» Your task
Using the listing beneath this task, count the lines with the word "What" and write only the result.

== Information provided

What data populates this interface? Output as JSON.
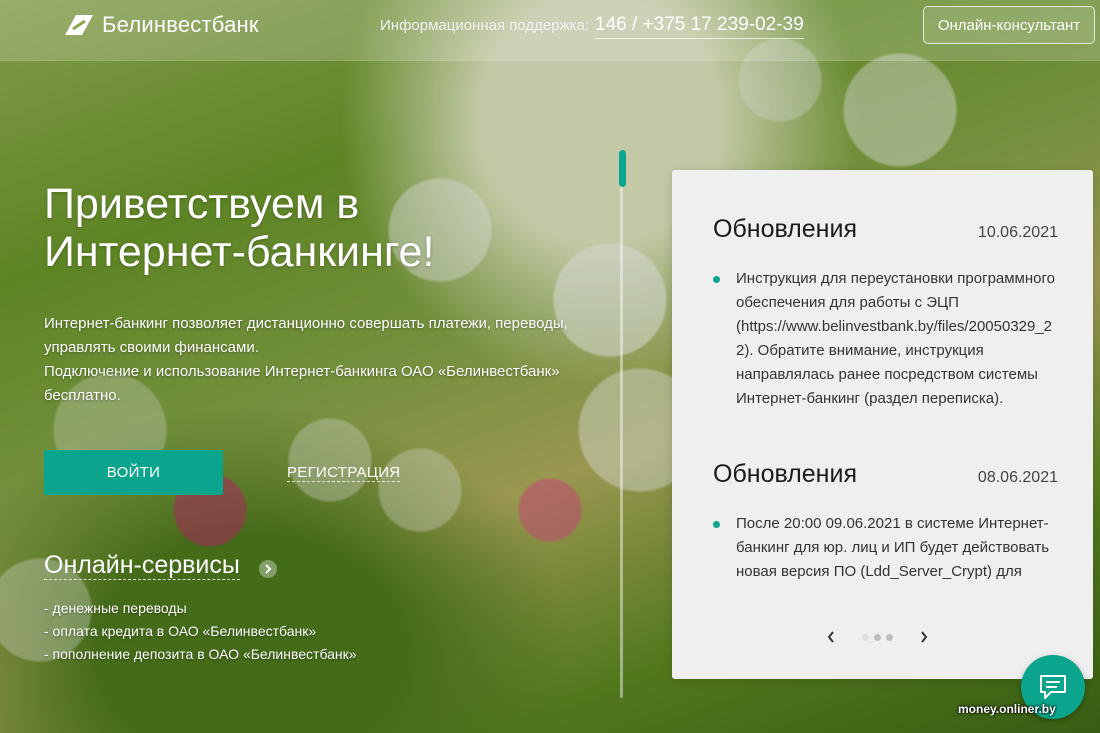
{
  "colors": {
    "accent": "#0aa58c",
    "panel_bg": "#efefef"
  },
  "header": {
    "logo_text": "Белинвестбанк",
    "support_label": "Информационная поддержка:",
    "support_phone": "146 / +375 17 239-02-39",
    "consult_button": "Онлайн-консультант"
  },
  "hero": {
    "title": "Приветствуем в Интернет-банкинге!",
    "desc_line1": "Интернет-банкинг позволяет дистанционно совершать платежи, переводы, управлять своими финансами.",
    "desc_line2": "Подключение и использование Интернет-банкинга ОАО «Белинвестбанк» бесплатно.",
    "login_button": "ВОЙТИ",
    "register_link": "РЕГИСТРАЦИЯ"
  },
  "services": {
    "title": "Онлайн-сервисы",
    "arrow_icon": "chevron-right-icon",
    "items": [
      "- денежные переводы",
      "- оплата кредита в ОАО «Белинвестбанк»",
      "- пополнение депозита в ОАО «Белинвестбанк»"
    ]
  },
  "news": {
    "items": [
      {
        "title": "Обновления",
        "date": "10.06.2021",
        "text": "Инструкция для переустановки программного обеспечения для работы с ЭЦП (https://www.belinvestbank.by/files/20050329_22). Обратите внимание, инструкция направлялась ранее посредством системы Интернет-банкинг (раздел переписка)."
      },
      {
        "title": "Обновления",
        "date": "08.06.2021",
        "text": "После 20:00 09.06.2021 в системе Интернет-банкинг для юр. лиц и ИП будет действовать новая версия ПО (Ldd_Server_Crypt) для"
      }
    ],
    "pager_prev_icon": "chevron-left-icon",
    "pager_next_icon": "chevron-right-icon",
    "pages_total": 3,
    "page_current": 1
  },
  "chat": {
    "icon": "chat-bubble-icon"
  },
  "watermark": "money.onliner.by"
}
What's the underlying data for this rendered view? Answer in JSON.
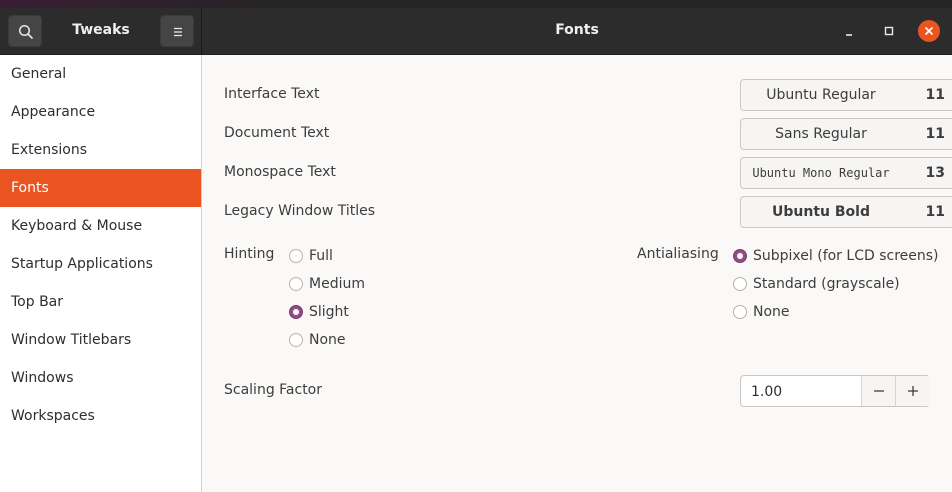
{
  "header": {
    "app_title": "Tweaks",
    "page_title": "Fonts"
  },
  "sidebar": {
    "items": [
      {
        "label": "General"
      },
      {
        "label": "Appearance"
      },
      {
        "label": "Extensions"
      },
      {
        "label": "Fonts",
        "active": true
      },
      {
        "label": "Keyboard & Mouse"
      },
      {
        "label": "Startup Applications"
      },
      {
        "label": "Top Bar"
      },
      {
        "label": "Window Titlebars"
      },
      {
        "label": "Windows"
      },
      {
        "label": "Workspaces"
      }
    ]
  },
  "fonts": {
    "interface": {
      "label": "Interface Text",
      "font": "Ubuntu Regular",
      "size": "11"
    },
    "document": {
      "label": "Document Text",
      "font": "Sans Regular",
      "size": "11"
    },
    "monospace": {
      "label": "Monospace Text",
      "font": "Ubuntu Mono Regular",
      "size": "13"
    },
    "legacy": {
      "label": "Legacy Window Titles",
      "font": "Ubuntu Bold",
      "size": "11"
    }
  },
  "hinting": {
    "label": "Hinting",
    "options": [
      "Full",
      "Medium",
      "Slight",
      "None"
    ],
    "selected": "Slight"
  },
  "antialiasing": {
    "label": "Antialiasing",
    "options": [
      "Subpixel (for LCD screens)",
      "Standard (grayscale)",
      "None"
    ],
    "selected": "Subpixel (for LCD screens)"
  },
  "scaling": {
    "label": "Scaling Factor",
    "value": "1.00"
  },
  "colors": {
    "accent": "#e95420",
    "radio_checked": "#924d8b",
    "header_bg": "#2c2c2c"
  }
}
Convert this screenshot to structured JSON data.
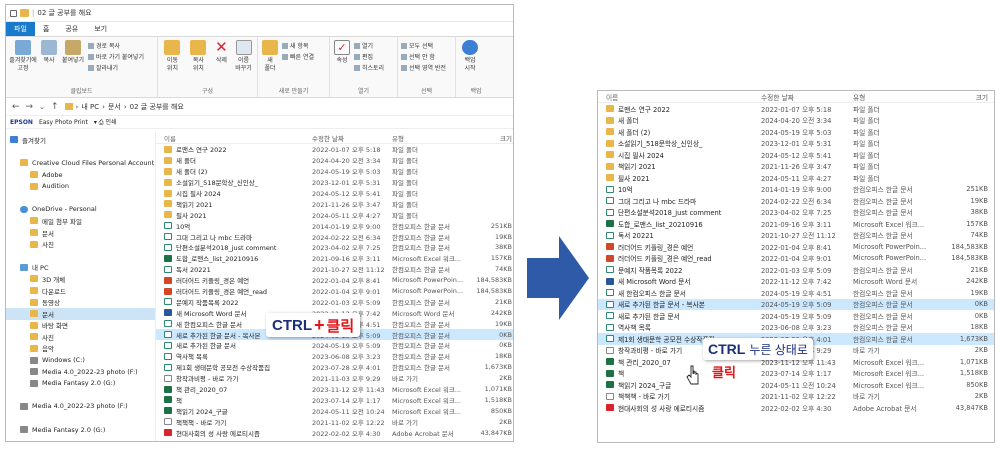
{
  "left_window": {
    "title": "02 글 공부를 해요",
    "ribbon_tabs": [
      "파일",
      "홈",
      "공유",
      "보기"
    ],
    "ribbon": {
      "clipboard": {
        "label": "클립보드",
        "pin": "즐겨찾기에\n고정",
        "copy": "복사",
        "paste": "붙여넣기",
        "small": [
          "경로 복사",
          "바로 가기 붙여넣기",
          "잘라내기"
        ]
      },
      "organize": {
        "label": "구성",
        "move": "이동\n위치",
        "copyto": "복사\n위치",
        "delete": "삭제",
        "rename": "이름\n바꾸기"
      },
      "new": {
        "label": "새로 만들기",
        "newfolder": "새\n폴더",
        "small": [
          "새 항목",
          "빠른 연결"
        ]
      },
      "open": {
        "label": "열기",
        "props": "속성",
        "small": [
          "열기",
          "편집",
          "히스토리"
        ]
      },
      "select": {
        "label": "선택",
        "small": [
          "모두 선택",
          "선택 안 함",
          "선택 영역 반전"
        ]
      },
      "backup": {
        "label": "백업",
        "start": "백업\n시작"
      }
    },
    "address": [
      "내 PC",
      "문서",
      "02 글 공부를 해요"
    ],
    "epson_bar": [
      "Easy Photo Print",
      "인쇄"
    ],
    "nav_items": [
      {
        "label": "즐겨찾기",
        "icon": "star-icon",
        "indent": 0
      },
      {
        "label": "",
        "icon": "",
        "indent": 0
      },
      {
        "label": "Creative Cloud Files Personal Account giznot",
        "icon": "folder-icon",
        "indent": 1
      },
      {
        "label": "Adobe",
        "icon": "folder-icon",
        "indent": 2
      },
      {
        "label": "Audition",
        "icon": "folder-icon",
        "indent": 2
      },
      {
        "label": "",
        "icon": "",
        "indent": 0
      },
      {
        "label": "OneDrive - Personal",
        "icon": "cloud-icon",
        "indent": 1
      },
      {
        "label": "메일 첨부 파일",
        "icon": "folder-icon",
        "indent": 2
      },
      {
        "label": "문서",
        "icon": "folder-icon",
        "indent": 2
      },
      {
        "label": "사진",
        "icon": "folder-icon",
        "indent": 2
      },
      {
        "label": "",
        "icon": "",
        "indent": 0
      },
      {
        "label": "내 PC",
        "icon": "pc-icon",
        "indent": 1
      },
      {
        "label": "3D 개체",
        "icon": "folder-icon",
        "indent": 2
      },
      {
        "label": "다운로드",
        "icon": "folder-icon",
        "indent": 2
      },
      {
        "label": "동영상",
        "icon": "folder-icon",
        "indent": 2
      },
      {
        "label": "문서",
        "icon": "folder-icon",
        "indent": 2,
        "selected": true
      },
      {
        "label": "바탕 화면",
        "icon": "folder-icon",
        "indent": 2
      },
      {
        "label": "사진",
        "icon": "folder-icon",
        "indent": 2
      },
      {
        "label": "음악",
        "icon": "folder-icon",
        "indent": 2
      },
      {
        "label": "Windows (C:)",
        "icon": "disk-icon",
        "indent": 2
      },
      {
        "label": "Media 4.0_2022-23 photo (F:)",
        "icon": "disk-icon",
        "indent": 2
      },
      {
        "label": "Media Fantasy 2.0 (G:)",
        "icon": "disk-icon",
        "indent": 2
      },
      {
        "label": "",
        "icon": "",
        "indent": 0
      },
      {
        "label": "Media 4.0_2022-23 photo (F:)",
        "icon": "disk-icon",
        "indent": 1
      },
      {
        "label": "",
        "icon": "",
        "indent": 0
      },
      {
        "label": "Media Fantasy 2.0 (G:)",
        "icon": "disk-icon",
        "indent": 1
      },
      {
        "label": "",
        "icon": "",
        "indent": 0
      },
      {
        "label": "네트워크",
        "icon": "net-icon",
        "indent": 1
      }
    ],
    "columns": [
      "이름",
      "수정한 날짜",
      "유형",
      "크기"
    ],
    "files": [
      {
        "name": "로맨스 연구 2022",
        "date": "2022-01-07 오후 5:18",
        "type": "파일 폴더",
        "size": "",
        "icon": "folder"
      },
      {
        "name": "새 폴더",
        "date": "2024-04-20 오전 3:34",
        "type": "파일 폴더",
        "size": "",
        "icon": "folder"
      },
      {
        "name": "새 폴더 (2)",
        "date": "2024-05-19 오후 5:03",
        "type": "파일 폴더",
        "size": "",
        "icon": "folder"
      },
      {
        "name": "소설읽기_518문학상_신인상_",
        "date": "2023-12-01 오후 5:31",
        "type": "파일 폴더",
        "size": "",
        "icon": "folder"
      },
      {
        "name": "시집 필사 2024",
        "date": "2024-05-12 오후 5:41",
        "type": "파일 폴더",
        "size": "",
        "icon": "folder"
      },
      {
        "name": "책읽기 2021",
        "date": "2021-11-26 오후 3:47",
        "type": "파일 폴더",
        "size": "",
        "icon": "folder"
      },
      {
        "name": "필사 2021",
        "date": "2024-05-11 오후 4:27",
        "type": "파일 폴더",
        "size": "",
        "icon": "folder"
      },
      {
        "name": "10억",
        "date": "2014-01-19 오후 9:00",
        "type": "한컴오피스 한글 문서",
        "size": "251KB",
        "icon": "hwp"
      },
      {
        "name": "그대 그리고 나 mbc 드라마",
        "date": "2024-02-22 오전 6:34",
        "type": "한컴오피스 한글 문서",
        "size": "19KB",
        "icon": "hwp"
      },
      {
        "name": "단편소설분석2018_just comment",
        "date": "2023-04-02 오후 7:25",
        "type": "한컴오피스 한글 문서",
        "size": "38KB",
        "icon": "hwp"
      },
      {
        "name": "도합_로맨스_list_20210916",
        "date": "2021-09-16 오후 3:11",
        "type": "Microsoft Excel 워크...",
        "size": "157KB",
        "icon": "xls"
      },
      {
        "name": "독서 20221",
        "date": "2021-10-27 오전 11:12",
        "type": "한컴오피스 한글 문서",
        "size": "74KB",
        "icon": "hwp"
      },
      {
        "name": "러더어드 키플링_경은 예언",
        "date": "2022-01-04 오후 8:41",
        "type": "Microsoft PowerPoin...",
        "size": "184,583KB",
        "icon": "ppt"
      },
      {
        "name": "러더어드 키플링_경은 예언_read",
        "date": "2022-01-04 오후 9:01",
        "type": "Microsoft PowerPoin...",
        "size": "184,583KB",
        "icon": "ppt"
      },
      {
        "name": "문예지 작품목록 2022",
        "date": "2022-01-03 오후 5:09",
        "type": "한컴오피스 한글 문서",
        "size": "21KB",
        "icon": "hwp"
      },
      {
        "name": "새 Microsoft Word 문서",
        "date": "2022-11-12 오후 7:42",
        "type": "Microsoft Word 문서",
        "size": "242KB",
        "icon": "doc"
      },
      {
        "name": "새 한컴오피스 한글 문서",
        "date": "2024-05-19 오후 4:51",
        "type": "한컴오피스 한글 문서",
        "size": "19KB",
        "icon": "hwp"
      },
      {
        "name": "새로 추가된 한글 문서 - 복사본",
        "date": "2024-05-19 오후 5:09",
        "type": "한컴오피스 한글 문서",
        "size": "0KB",
        "icon": "hwp",
        "selected": true
      },
      {
        "name": "새로 추가된 한글 문서",
        "date": "2024-05-19 오후 5:09",
        "type": "한컴오피스 한글 문서",
        "size": "0KB",
        "icon": "hwp"
      },
      {
        "name": "역사책 목록",
        "date": "2023-06-08 오후 3:23",
        "type": "한컴오피스 한글 문서",
        "size": "18KB",
        "icon": "hwp"
      },
      {
        "name": "제1회 생태문학 공모전 수상작품집",
        "date": "2023-07-28 오후 4:01",
        "type": "한컴오피스 한글 문서",
        "size": "1,673KB",
        "icon": "hwp"
      },
      {
        "name": "창작과비평 - 바로 가기",
        "date": "2021-11-03 오후 9:29",
        "type": "바로 가기",
        "size": "2KB",
        "icon": "lnk"
      },
      {
        "name": "책 관리_2020_07",
        "date": "2023-11-12 오후 11:43",
        "type": "Microsoft Excel 워크...",
        "size": "1,071KB",
        "icon": "xls"
      },
      {
        "name": "책",
        "date": "2023-07-14 오후 1:17",
        "type": "Microsoft Excel 워크...",
        "size": "1,518KB",
        "icon": "xls"
      },
      {
        "name": "책읽기 2024_구글",
        "date": "2024-05-11 오전 10:24",
        "type": "Microsoft Excel 워크...",
        "size": "850KB",
        "icon": "xls"
      },
      {
        "name": "책책책 - 바로 가기",
        "date": "2021-11-02 오후 12:22",
        "type": "바로 가기",
        "size": "2KB",
        "icon": "lnk"
      },
      {
        "name": "현대사회의 성 사랑 에로티시즘",
        "date": "2022-02-02 오후 4:30",
        "type": "Adobe Acrobat 문서",
        "size": "43,847KB",
        "icon": "pdf"
      }
    ]
  },
  "right_window": {
    "columns": [
      "이름",
      "수정한 날짜",
      "유형",
      "크기"
    ],
    "files": [
      {
        "name": "로맨스 연구 2022",
        "date": "2022-01-07 오후 5:18",
        "type": "파일 폴더",
        "size": "",
        "icon": "folder"
      },
      {
        "name": "새 폴더",
        "date": "2024-04-20 오전 3:34",
        "type": "파일 폴더",
        "size": "",
        "icon": "folder"
      },
      {
        "name": "새 폴더 (2)",
        "date": "2024-05-19 오후 5:03",
        "type": "파일 폴더",
        "size": "",
        "icon": "folder"
      },
      {
        "name": "소설읽기_518문학상_신인상_",
        "date": "2023-12-01 오후 5:31",
        "type": "파일 폴더",
        "size": "",
        "icon": "folder"
      },
      {
        "name": "시집 필사 2024",
        "date": "2024-05-12 오후 5:41",
        "type": "파일 폴더",
        "size": "",
        "icon": "folder"
      },
      {
        "name": "책읽기 2021",
        "date": "2021-11-26 오후 3:47",
        "type": "파일 폴더",
        "size": "",
        "icon": "folder"
      },
      {
        "name": "필사 2021",
        "date": "2024-05-11 오후 4:27",
        "type": "파일 폴더",
        "size": "",
        "icon": "folder"
      },
      {
        "name": "10억",
        "date": "2014-01-19 오후 9:00",
        "type": "한컴오피스 한글 문서",
        "size": "251KB",
        "icon": "hwp"
      },
      {
        "name": "그대 그리고 나 mbc 드라마",
        "date": "2024-02-22 오전 6:34",
        "type": "한컴오피스 한글 문서",
        "size": "19KB",
        "icon": "hwp"
      },
      {
        "name": "단편소설분석2018_just comment",
        "date": "2023-04-02 오후 7:25",
        "type": "한컴오피스 한글 문서",
        "size": "38KB",
        "icon": "hwp"
      },
      {
        "name": "도합_로맨스_list_20210916",
        "date": "2021-09-16 오후 3:11",
        "type": "Microsoft Excel 워크...",
        "size": "157KB",
        "icon": "xls"
      },
      {
        "name": "독서 20221",
        "date": "2021-10-27 오전 11:12",
        "type": "한컴오피스 한글 문서",
        "size": "74KB",
        "icon": "hwp"
      },
      {
        "name": "러더어드 키플링_경은 예언",
        "date": "2022-01-04 오후 8:41",
        "type": "Microsoft PowerPoin...",
        "size": "184,583KB",
        "icon": "ppt"
      },
      {
        "name": "러더어드 키플링_경은 예언_read",
        "date": "2022-01-04 오후 9:01",
        "type": "Microsoft PowerPoin...",
        "size": "184,583KB",
        "icon": "ppt"
      },
      {
        "name": "문예지 작품목록 2022",
        "date": "2022-01-03 오후 5:09",
        "type": "한컴오피스 한글 문서",
        "size": "21KB",
        "icon": "hwp"
      },
      {
        "name": "새 Microsoft Word 문서",
        "date": "2022-11-12 오후 7:42",
        "type": "Microsoft Word 문서",
        "size": "242KB",
        "icon": "doc"
      },
      {
        "name": "새 한컴오피스 한글 문서",
        "date": "2024-05-19 오후 4:51",
        "type": "한컴오피스 한글 문서",
        "size": "19KB",
        "icon": "hwp"
      },
      {
        "name": "새로 추가된 한글 문서 - 복사본",
        "date": "2024-05-19 오후 5:09",
        "type": "한컴오피스 한글 문서",
        "size": "0KB",
        "icon": "hwp",
        "selected": true
      },
      {
        "name": "새로 추가된 한글 문서",
        "date": "2024-05-19 오후 5:09",
        "type": "한컴오피스 한글 문서",
        "size": "0KB",
        "icon": "hwp"
      },
      {
        "name": "역사책 목록",
        "date": "2023-06-08 오후 3:23",
        "type": "한컴오피스 한글 문서",
        "size": "18KB",
        "icon": "hwp"
      },
      {
        "name": "제1회 생태문학 공모전 수상작품집",
        "date": "2023-07-28 오후 4:01",
        "type": "한컴오피스 한글 문서",
        "size": "1,673KB",
        "icon": "hwp",
        "selected": true
      },
      {
        "name": "창작과비평 - 바로 가기",
        "date": "2021-11-03 오후 9:29",
        "type": "바로 가기",
        "size": "2KB",
        "icon": "lnk"
      },
      {
        "name": "책 관리_2020_07",
        "date": "2023-11-12 오후 11:43",
        "type": "Microsoft Excel 워크...",
        "size": "1,071KB",
        "icon": "xls"
      },
      {
        "name": "책",
        "date": "2023-07-14 오후 1:17",
        "type": "Microsoft Excel 워크...",
        "size": "1,518KB",
        "icon": "xls"
      },
      {
        "name": "책읽기 2024_구글",
        "date": "2024-05-11 오전 10:24",
        "type": "Microsoft Excel 워크...",
        "size": "850KB",
        "icon": "xls"
      },
      {
        "name": "책책책 - 바로 가기",
        "date": "2021-11-02 오후 12:22",
        "type": "바로 가기",
        "size": "2KB",
        "icon": "lnk"
      },
      {
        "name": "현대사회의 성 사랑 에로티시즘",
        "date": "2022-02-02 오후 4:30",
        "type": "Adobe Acrobat 문서",
        "size": "43,847KB",
        "icon": "pdf"
      }
    ]
  },
  "callouts": {
    "left": {
      "ctrl": "CTRL",
      "plus": "+",
      "click": "클릭"
    },
    "right": {
      "ctrl": "CTRL",
      "state": "누른 상태로",
      "click": "클릭"
    }
  },
  "colors": {
    "selection": "#cce8ff",
    "file_tab": "#1979ca",
    "arrow": "#2f5aa8",
    "callout_red": "#e0141b",
    "callout_navy": "#1b2f7a"
  }
}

====

» Written solution
2